Text passage:
__________

Similarly, in Naga People’s Movement for Human Rights, the Court adopted the army’s own ‘List of Dos and Don’ts’ for soldiers exercising force under the Armed Forces (Special Powers) Acts (AFSPA) as ‘binding’, and went one step further—not only allowing executive supremacy under the regime of the state of exception, but effectively endorsing military supremacy. And finally, at the stage of accountability, in response to documented evidence of police abuses that were enabled by the legal regime established by the TADA, the Court’s response in Kartar Singh was that it was ‘heart-rending to note’ all of this, and it advised the enforcing authorities to ‘keep in view’ the considerations of dignity and equal rights, lest the Court be forced to exercise its ‘majestic judicial authority’.75 Similarly, while examining and upholding the impunity granted to the military by the AFSPA, the Court observed that a complaint about misuse or abuse of power ‘should be thoroughly enquired into … and the victim should be compensated by the State … and sanction should be granted to prosecute’.76 Here, the Court’s role was reduced to that of a concerned bystander doling out gratuitous and unenforceable advice.
It should now be clear how the judgements of the Supreme Court in Kartar Sigh (TADA), PUCL (POTA) and Naga People’s Movement (AFSPA) replicated the core logic of ADM Jabalpur: the executive remained supreme not only with respect to the decision to trigger a state of exception, but also with respect to what rights were permitted or prohibited to individuals living under that legal regime. And this executive supremacy, in turn, was justified not by turning to the Constitution, but to the unique, exceptional characteristics of the state of exception itself, characteristics that could only be truly understood and assessed by … the executive.

__________

Data section:
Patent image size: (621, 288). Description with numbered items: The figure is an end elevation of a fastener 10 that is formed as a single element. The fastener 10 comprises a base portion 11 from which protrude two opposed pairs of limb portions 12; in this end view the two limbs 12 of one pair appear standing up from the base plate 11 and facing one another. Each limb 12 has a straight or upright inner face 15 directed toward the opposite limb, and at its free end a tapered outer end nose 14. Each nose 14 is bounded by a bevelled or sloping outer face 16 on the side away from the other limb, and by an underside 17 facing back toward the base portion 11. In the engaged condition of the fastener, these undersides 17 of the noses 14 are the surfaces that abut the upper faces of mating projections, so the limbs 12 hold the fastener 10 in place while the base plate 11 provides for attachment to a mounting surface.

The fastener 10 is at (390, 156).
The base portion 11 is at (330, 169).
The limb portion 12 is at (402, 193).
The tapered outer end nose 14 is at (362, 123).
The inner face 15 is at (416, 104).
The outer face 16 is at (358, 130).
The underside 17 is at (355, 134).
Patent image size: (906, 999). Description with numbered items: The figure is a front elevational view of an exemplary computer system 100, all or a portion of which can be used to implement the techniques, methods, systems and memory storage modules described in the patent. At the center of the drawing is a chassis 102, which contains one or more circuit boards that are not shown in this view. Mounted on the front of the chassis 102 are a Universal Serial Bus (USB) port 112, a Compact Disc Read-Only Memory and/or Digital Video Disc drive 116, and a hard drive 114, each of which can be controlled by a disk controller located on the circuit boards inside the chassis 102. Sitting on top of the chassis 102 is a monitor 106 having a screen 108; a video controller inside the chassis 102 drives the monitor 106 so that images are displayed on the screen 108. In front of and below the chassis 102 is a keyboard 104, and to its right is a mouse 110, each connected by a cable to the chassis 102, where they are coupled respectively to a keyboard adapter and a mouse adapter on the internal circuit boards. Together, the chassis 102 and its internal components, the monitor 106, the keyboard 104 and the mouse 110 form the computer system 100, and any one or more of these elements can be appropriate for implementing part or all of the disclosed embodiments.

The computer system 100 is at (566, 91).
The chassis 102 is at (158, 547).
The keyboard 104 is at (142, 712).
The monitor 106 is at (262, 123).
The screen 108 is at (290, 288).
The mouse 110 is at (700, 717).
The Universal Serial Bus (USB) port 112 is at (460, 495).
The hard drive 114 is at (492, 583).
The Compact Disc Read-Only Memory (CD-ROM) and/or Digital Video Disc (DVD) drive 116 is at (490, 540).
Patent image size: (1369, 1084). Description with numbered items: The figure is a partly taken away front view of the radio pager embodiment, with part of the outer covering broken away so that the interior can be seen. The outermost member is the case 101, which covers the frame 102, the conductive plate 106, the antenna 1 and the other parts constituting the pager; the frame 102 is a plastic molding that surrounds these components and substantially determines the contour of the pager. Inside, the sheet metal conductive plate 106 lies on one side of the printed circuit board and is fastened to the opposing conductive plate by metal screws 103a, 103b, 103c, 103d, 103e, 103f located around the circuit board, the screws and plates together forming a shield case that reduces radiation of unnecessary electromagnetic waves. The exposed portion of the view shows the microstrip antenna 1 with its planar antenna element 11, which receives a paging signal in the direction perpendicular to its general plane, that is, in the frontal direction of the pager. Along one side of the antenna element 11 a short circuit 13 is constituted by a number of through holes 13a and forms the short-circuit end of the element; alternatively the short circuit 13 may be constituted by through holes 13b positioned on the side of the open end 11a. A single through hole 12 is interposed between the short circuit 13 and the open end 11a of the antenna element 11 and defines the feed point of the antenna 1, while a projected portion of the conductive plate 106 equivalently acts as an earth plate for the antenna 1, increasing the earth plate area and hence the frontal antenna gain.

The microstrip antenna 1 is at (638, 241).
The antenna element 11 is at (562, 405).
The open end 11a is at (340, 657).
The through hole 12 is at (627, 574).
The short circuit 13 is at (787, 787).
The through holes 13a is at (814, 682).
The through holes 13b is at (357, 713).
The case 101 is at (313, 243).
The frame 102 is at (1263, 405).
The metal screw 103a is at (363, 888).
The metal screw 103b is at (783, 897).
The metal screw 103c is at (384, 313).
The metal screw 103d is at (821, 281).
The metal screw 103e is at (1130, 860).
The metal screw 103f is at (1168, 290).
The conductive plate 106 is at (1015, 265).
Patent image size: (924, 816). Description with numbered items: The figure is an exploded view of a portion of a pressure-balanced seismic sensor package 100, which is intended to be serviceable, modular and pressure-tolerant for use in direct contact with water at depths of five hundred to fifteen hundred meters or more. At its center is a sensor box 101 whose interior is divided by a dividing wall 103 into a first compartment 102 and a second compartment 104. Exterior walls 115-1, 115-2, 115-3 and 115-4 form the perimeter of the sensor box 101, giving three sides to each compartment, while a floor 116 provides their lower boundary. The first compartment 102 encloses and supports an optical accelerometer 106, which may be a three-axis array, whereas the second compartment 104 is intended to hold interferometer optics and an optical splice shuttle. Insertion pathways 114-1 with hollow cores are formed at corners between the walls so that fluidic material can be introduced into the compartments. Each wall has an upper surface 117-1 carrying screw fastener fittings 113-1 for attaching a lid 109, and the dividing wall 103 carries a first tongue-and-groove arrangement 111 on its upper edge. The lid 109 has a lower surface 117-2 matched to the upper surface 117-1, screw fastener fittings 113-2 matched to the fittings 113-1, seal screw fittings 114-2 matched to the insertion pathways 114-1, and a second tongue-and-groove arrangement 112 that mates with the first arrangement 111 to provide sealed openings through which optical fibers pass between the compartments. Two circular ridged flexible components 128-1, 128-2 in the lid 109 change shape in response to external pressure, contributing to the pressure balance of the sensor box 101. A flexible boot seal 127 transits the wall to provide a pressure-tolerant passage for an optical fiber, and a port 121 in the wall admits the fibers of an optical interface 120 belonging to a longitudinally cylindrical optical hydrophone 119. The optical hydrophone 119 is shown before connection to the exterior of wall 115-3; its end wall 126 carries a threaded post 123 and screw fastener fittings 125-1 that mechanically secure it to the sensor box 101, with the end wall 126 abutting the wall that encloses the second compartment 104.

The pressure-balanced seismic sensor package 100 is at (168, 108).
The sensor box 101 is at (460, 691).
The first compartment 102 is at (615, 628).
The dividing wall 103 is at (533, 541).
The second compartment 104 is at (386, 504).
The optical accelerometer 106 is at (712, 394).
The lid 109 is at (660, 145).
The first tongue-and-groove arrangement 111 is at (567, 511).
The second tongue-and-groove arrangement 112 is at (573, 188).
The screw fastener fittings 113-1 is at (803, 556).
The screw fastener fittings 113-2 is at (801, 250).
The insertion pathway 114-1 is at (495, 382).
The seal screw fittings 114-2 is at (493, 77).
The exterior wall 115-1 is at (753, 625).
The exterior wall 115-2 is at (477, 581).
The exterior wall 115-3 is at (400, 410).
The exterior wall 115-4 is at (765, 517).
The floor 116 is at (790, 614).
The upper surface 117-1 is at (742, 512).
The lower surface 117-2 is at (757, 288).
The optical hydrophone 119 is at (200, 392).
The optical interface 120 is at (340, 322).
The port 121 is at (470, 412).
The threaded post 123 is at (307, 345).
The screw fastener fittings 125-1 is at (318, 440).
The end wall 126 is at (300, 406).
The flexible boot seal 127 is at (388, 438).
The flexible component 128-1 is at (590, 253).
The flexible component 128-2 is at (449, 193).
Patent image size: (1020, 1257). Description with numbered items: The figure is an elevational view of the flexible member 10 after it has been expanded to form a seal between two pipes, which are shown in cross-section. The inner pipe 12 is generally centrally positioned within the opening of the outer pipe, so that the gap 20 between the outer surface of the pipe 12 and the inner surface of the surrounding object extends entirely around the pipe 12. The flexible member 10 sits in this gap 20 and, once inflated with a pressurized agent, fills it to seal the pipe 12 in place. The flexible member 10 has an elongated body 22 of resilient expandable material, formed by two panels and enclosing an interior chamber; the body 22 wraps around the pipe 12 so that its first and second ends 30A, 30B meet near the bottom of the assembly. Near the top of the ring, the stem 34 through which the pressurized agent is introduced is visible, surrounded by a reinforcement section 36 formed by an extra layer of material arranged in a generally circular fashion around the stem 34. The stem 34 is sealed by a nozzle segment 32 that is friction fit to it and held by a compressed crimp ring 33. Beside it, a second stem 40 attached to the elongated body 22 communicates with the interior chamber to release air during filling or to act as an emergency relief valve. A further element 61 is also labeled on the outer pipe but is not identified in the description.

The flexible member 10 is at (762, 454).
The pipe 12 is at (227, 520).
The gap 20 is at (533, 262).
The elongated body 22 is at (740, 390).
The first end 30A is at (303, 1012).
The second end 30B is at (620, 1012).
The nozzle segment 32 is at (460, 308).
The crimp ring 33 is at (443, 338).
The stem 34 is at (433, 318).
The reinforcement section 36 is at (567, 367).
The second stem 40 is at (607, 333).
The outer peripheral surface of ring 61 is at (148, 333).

__________

Written request 1:
Reproduce verbatim the portion of the passage on the Supreme Court and the state of exception that begins at the words "It should now" and ends after the words "by … the executive.".
Written request 2:
List every statute that the passage on the Supreme Court and the state of exception names, in the form the passage uses for it.

Output 1:
It should now be clear how the judgements of the Supreme Court in Kartar Sigh (TADA), PUCL (POTA) and Naga People’s Movement (AFSPA) replicated the core logic of ADM Jabalpur: the executive remained supreme not only with respect to the decision to trigger a state of exception, but also with respect to what rights were permitted or prohibited to individuals living under that legal regime. And this executive supremacy, in turn, was justified not by turning to the Constitution, but to the unique, exceptional characteristics of the state of exception itself, characteristics that could only be truly understood and assessed by … the executive.

Output 2:
- Armed Forces (Special Powers) Acts (AFSPA)
- TADA
- POTA